Task requirements:
Every record below should be transcribed exactly. Omit the images.

Recorded data:
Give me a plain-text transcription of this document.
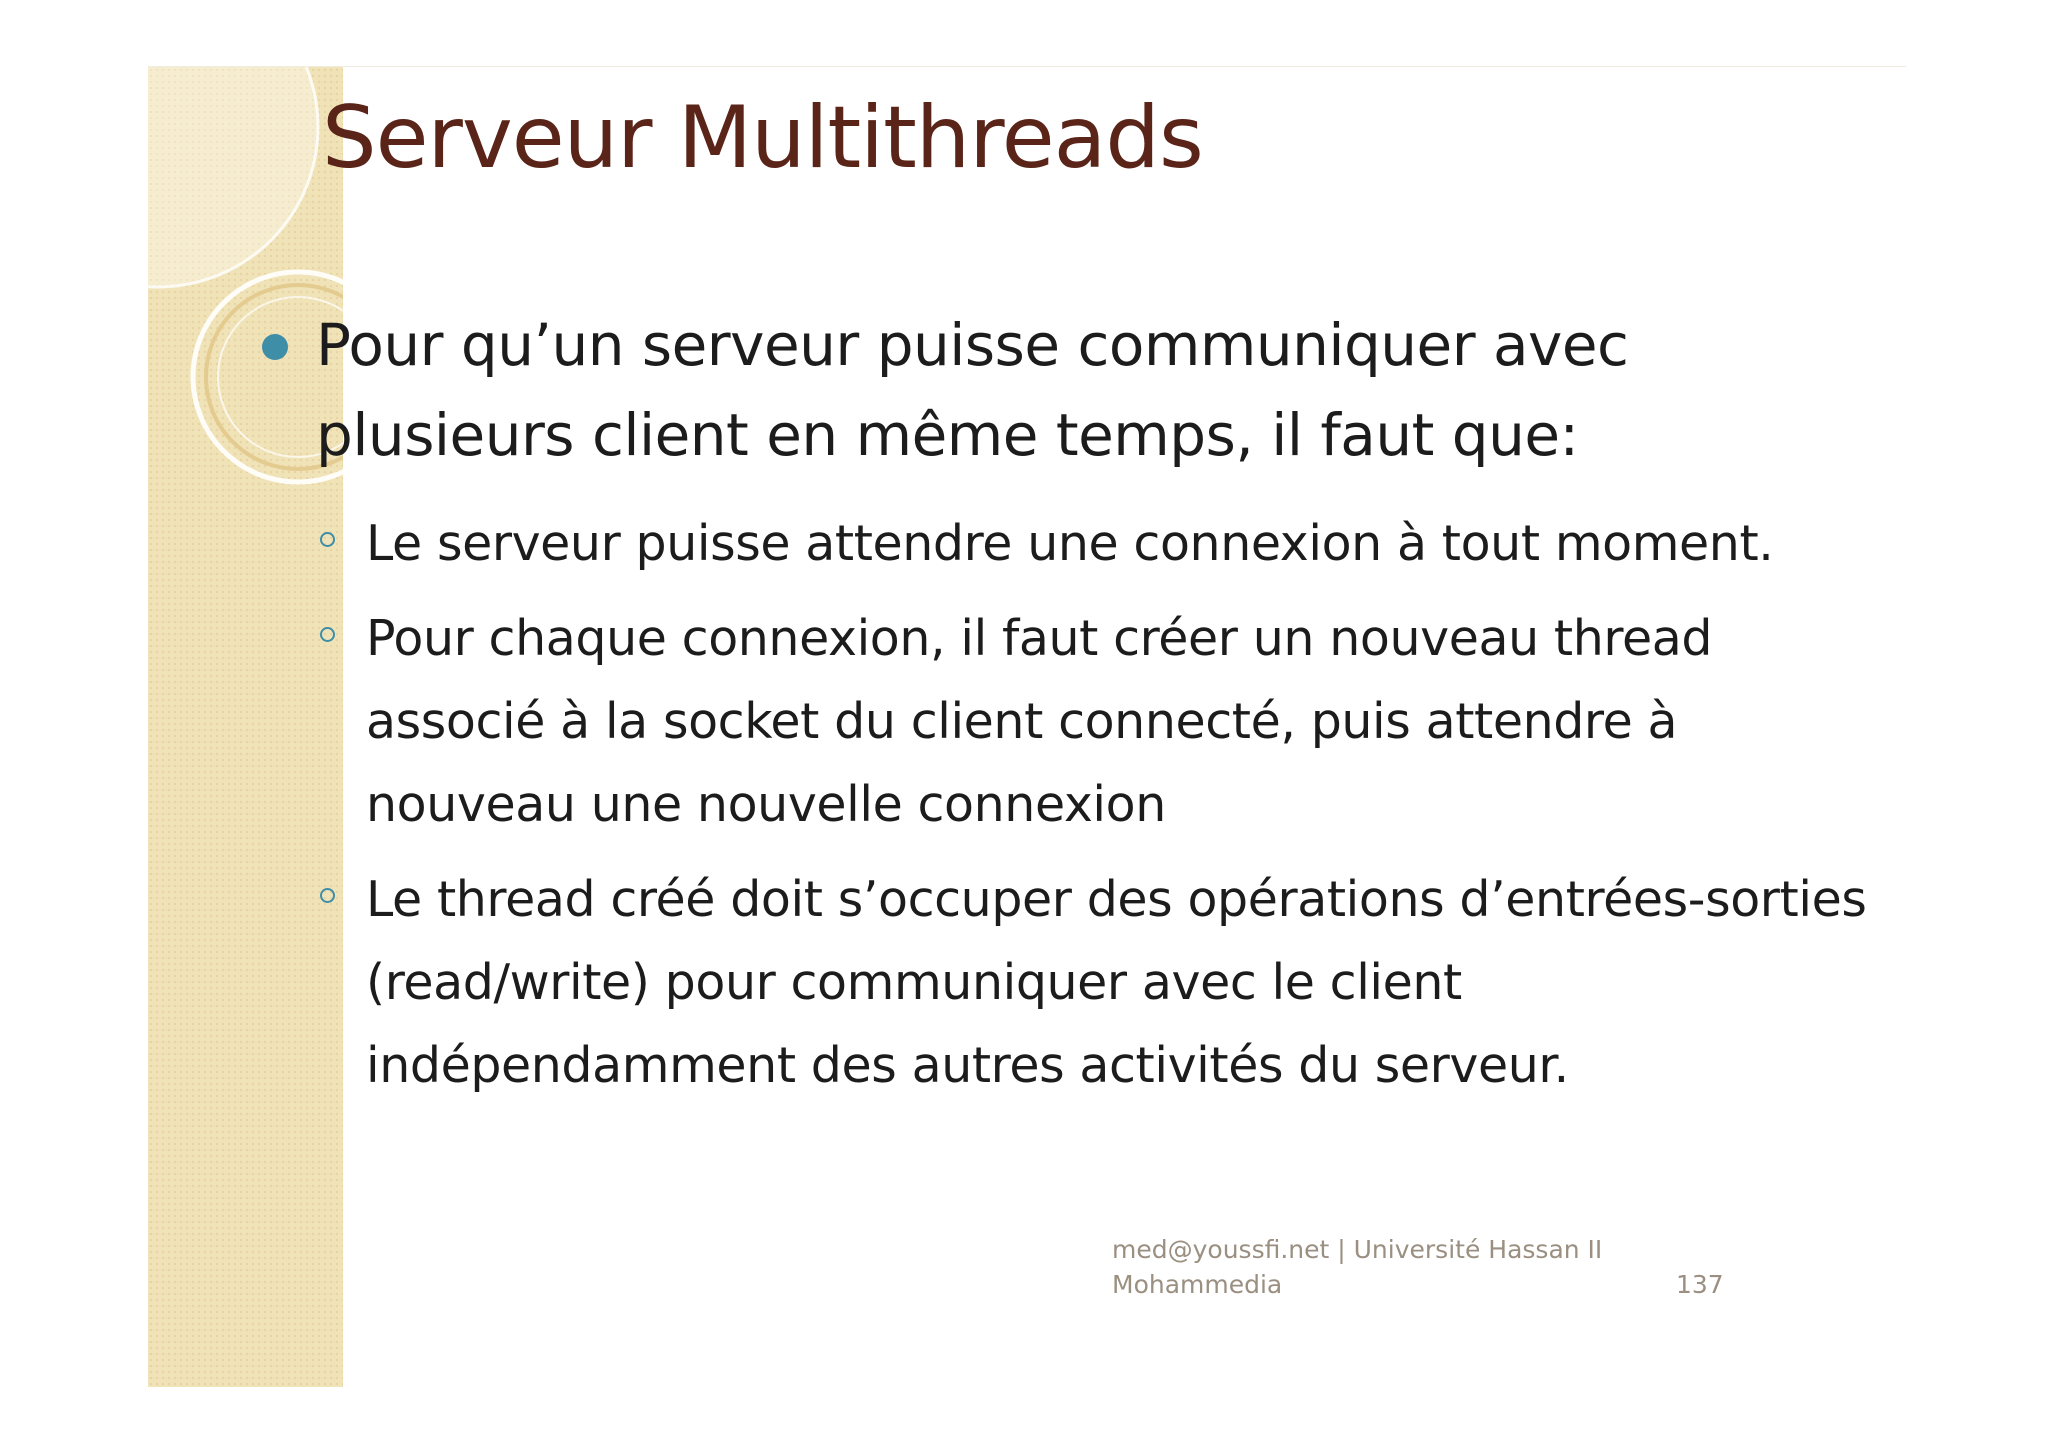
Serveur Multithreads

Pour qu’un serveur puisse communiquer avec plusieurs client en même temps, il faut que:

Le serveur puisse attendre une connexion à tout moment.

Pour chaque connexion, il faut créer un nouveau thread associé à la socket du client connecté, puis attendre à nouveau une nouvelle connexion

Le thread créé doit s’occuper des opérations d’entrées-sorties (read/write) pour communiquer avec le client indépendamment des autres activités du serveur.

med@youssfi.net | Université Hassan II
Mohammedia	137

Complete output:
Give me a plain-text transcription of this document.
Serveur Multithreads

Pour qu’un serveur puisse communiquer avec plusieurs client en même temps, il faut que:

Le serveur puisse attendre une connexion à tout moment.

Pour chaque connexion, il faut créer un nouveau thread associé à la socket du client connecté, puis attendre à nouveau une nouvelle connexion

Le thread créé doit s’occuper des opérations d’entrées-sorties (read/write) pour communiquer avec le client indépendamment des autres activités du serveur.

med@youssfi.net | Université Hassan II
Mohammedia	137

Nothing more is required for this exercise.